Aim> Give all of the lines again exactly as they read.
## Begin Given information
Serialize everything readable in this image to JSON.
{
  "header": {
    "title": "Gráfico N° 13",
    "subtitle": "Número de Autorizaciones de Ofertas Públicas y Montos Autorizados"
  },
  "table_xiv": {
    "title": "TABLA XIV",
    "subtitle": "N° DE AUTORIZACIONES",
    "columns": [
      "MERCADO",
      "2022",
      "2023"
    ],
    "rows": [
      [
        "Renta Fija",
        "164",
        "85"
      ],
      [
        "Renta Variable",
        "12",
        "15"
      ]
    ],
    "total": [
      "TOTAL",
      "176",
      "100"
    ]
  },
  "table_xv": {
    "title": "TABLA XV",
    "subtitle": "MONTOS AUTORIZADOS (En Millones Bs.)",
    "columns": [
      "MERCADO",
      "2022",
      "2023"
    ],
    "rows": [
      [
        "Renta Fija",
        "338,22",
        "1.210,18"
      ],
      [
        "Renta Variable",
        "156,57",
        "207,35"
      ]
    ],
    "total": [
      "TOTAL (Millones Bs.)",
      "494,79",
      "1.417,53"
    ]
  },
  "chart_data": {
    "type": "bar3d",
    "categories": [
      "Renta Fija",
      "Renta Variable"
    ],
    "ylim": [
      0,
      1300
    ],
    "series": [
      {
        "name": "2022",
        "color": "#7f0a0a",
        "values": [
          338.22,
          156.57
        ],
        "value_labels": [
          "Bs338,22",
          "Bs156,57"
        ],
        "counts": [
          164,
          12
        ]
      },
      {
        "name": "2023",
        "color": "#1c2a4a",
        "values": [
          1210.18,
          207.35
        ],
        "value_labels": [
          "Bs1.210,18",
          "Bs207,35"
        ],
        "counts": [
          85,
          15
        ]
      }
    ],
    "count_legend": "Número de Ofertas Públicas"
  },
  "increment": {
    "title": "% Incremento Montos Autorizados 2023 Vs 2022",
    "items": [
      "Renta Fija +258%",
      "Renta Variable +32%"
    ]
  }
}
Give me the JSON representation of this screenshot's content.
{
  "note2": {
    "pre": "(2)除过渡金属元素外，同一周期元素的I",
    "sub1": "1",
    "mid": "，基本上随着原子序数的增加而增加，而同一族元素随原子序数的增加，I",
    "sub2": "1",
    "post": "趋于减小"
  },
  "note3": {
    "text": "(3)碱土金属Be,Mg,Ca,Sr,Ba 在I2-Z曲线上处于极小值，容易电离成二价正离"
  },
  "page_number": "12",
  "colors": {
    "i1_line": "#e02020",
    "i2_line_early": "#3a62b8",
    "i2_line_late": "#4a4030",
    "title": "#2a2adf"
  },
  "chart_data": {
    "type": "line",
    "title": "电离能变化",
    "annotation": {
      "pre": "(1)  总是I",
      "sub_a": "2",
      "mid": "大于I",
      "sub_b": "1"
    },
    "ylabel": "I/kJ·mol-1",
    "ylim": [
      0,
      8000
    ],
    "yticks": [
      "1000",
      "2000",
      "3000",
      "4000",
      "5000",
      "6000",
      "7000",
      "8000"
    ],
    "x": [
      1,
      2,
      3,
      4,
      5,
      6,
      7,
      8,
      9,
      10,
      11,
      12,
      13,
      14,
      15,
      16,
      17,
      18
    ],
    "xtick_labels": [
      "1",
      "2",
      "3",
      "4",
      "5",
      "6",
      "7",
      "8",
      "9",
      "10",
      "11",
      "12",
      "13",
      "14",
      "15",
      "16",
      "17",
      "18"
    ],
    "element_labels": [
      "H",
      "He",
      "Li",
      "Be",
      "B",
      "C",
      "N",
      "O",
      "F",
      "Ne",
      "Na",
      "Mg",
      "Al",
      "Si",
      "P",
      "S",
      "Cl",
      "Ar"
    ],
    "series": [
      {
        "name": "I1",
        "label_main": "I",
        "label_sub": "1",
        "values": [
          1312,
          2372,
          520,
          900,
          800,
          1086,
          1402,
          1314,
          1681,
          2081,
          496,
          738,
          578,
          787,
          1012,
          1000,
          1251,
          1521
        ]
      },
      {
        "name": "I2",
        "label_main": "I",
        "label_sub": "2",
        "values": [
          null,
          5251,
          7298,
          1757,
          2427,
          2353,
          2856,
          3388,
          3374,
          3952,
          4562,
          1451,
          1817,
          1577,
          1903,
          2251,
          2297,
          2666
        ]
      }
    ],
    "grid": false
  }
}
## End Given information
Exercise response>
Serialize everything readable in this image to JSON.
{
  "header": {
    "title": "Gráfico N° 13",
    "subtitle": "Número de Autorizaciones de Ofertas Públicas y Montos Autorizados"
  },
  "table_xiv": {
    "title": "TABLA XIV",
    "subtitle": "N° DE AUTORIZACIONES",
    "columns": [
      "MERCADO",
      "2022",
      "2023"
    ],
    "rows": [
      [
        "Renta Fija",
        "164",
        "85"
      ],
      [
        "Renta Variable",
        "12",
        "15"
      ]
    ],
    "total": [
      "TOTAL",
      "176",
      "100"
    ]
  },
  "table_xv": {
    "title": "TABLA XV",
    "subtitle": "MONTOS AUTORIZADOS (En Millones Bs.)",
    "columns": [
      "MERCADO",
      "2022",
      "2023"
    ],
    "rows": [
      [
        "Renta Fija",
        "338,22",
        "1.210,18"
      ],
      [
        "Renta Variable",
        "156,57",
        "207,35"
      ]
    ],
    "total": [
      "TOTAL (Millones Bs.)",
      "494,79",
      "1.417,53"
    ]
  },
  "chart_data": {
    "type": "bar3d",
    "categories": [
      "Renta Fija",
      "Renta Variable"
    ],
    "ylim": [
      0,
      1300
    ],
    "series": [
      {
        "name": "2022",
        "color": "#7f0a0a",
        "values": [
          338.22,
          156.57
        ],
        "value_labels": [
          "Bs338,22",
          "Bs156,57"
        ],
        "counts": [
          164,
          12
        ]
      },
      {
        "name": "2023",
        "color": "#1c2a4a",
        "values": [
          1210.18,
          207.35
        ],
        "value_labels": [
          "Bs1.210,18",
          "Bs207,35"
        ],
        "counts": [
          85,
          15
        ]
      }
    ],
    "count_legend": "Número de Ofertas Públicas"
  },
  "increment": {
    "title": "% Incremento Montos Autorizados 2023 Vs 2022",
    "items": [
      "Renta Fija +258%",
      "Renta Variable +32%"
    ]
  }
}
Give me the JSON representation of this screenshot's content.
{
  "note2": {
    "pre": "(2)除过渡金属元素外，同一周期元素的I",
    "sub1": "1",
    "mid": "，基本上随着原子序数的增加而增加，而同一族元素随原子序数的增加，I",
    "sub2": "1",
    "post": "趋于减小"
  },
  "note3": {
    "text": "(3)碱土金属Be,Mg,Ca,Sr,Ba 在I2-Z曲线上处于极小值，容易电离成二价正离"
  },
  "page_number": "12",
  "colors": {
    "i1_line": "#e02020",
    "i2_line_early": "#3a62b8",
    "i2_line_late": "#4a4030",
    "title": "#2a2adf"
  },
  "chart_data": {
    "type": "line",
    "title": "电离能变化",
    "annotation": {
      "pre": "(1)  总是I",
      "sub_a": "2",
      "mid": "大于I",
      "sub_b": "1"
    },
    "ylabel": "I/kJ·mol-1",
    "ylim": [
      0,
      8000
    ],
    "yticks": [
      "1000",
      "2000",
      "3000",
      "4000",
      "5000",
      "6000",
      "7000",
      "8000"
    ],
    "x": [
      1,
      2,
      3,
      4,
      5,
      6,
      7,
      8,
      9,
      10,
      11,
      12,
      13,
      14,
      15,
      16,
      17,
      18
    ],
    "xtick_labels": [
      "1",
      "2",
      "3",
      "4",
      "5",
      "6",
      "7",
      "8",
      "9",
      "10",
      "11",
      "12",
      "13",
      "14",
      "15",
      "16",
      "17",
      "18"
    ],
    "element_labels": [
      "H",
      "He",
      "Li",
      "Be",
      "B",
      "C",
      "N",
      "O",
      "F",
      "Ne",
      "Na",
      "Mg",
      "Al",
      "Si",
      "P",
      "S",
      "Cl",
      "Ar"
    ],
    "series": [
      {
        "name": "I1",
        "label_main": "I",
        "label_sub": "1",
        "values": [
          1312,
          2372,
          520,
          900,
          800,
          1086,
          1402,
          1314,
          1681,
          2081,
          496,
          738,
          578,
          787,
          1012,
          1000,
          1251,
          1521
        ]
      },
      {
        "name": "I2",
        "label_main": "I",
        "label_sub": "2",
        "values": [
          null,
          5251,
          7298,
          1757,
          2427,
          2353,
          2856,
          3388,
          3374,
          3952,
          4562,
          1451,
          1817,
          1577,
          1903,
          2251,
          2297,
          2666
        ]
      }
    ],
    "grid": false
  }
}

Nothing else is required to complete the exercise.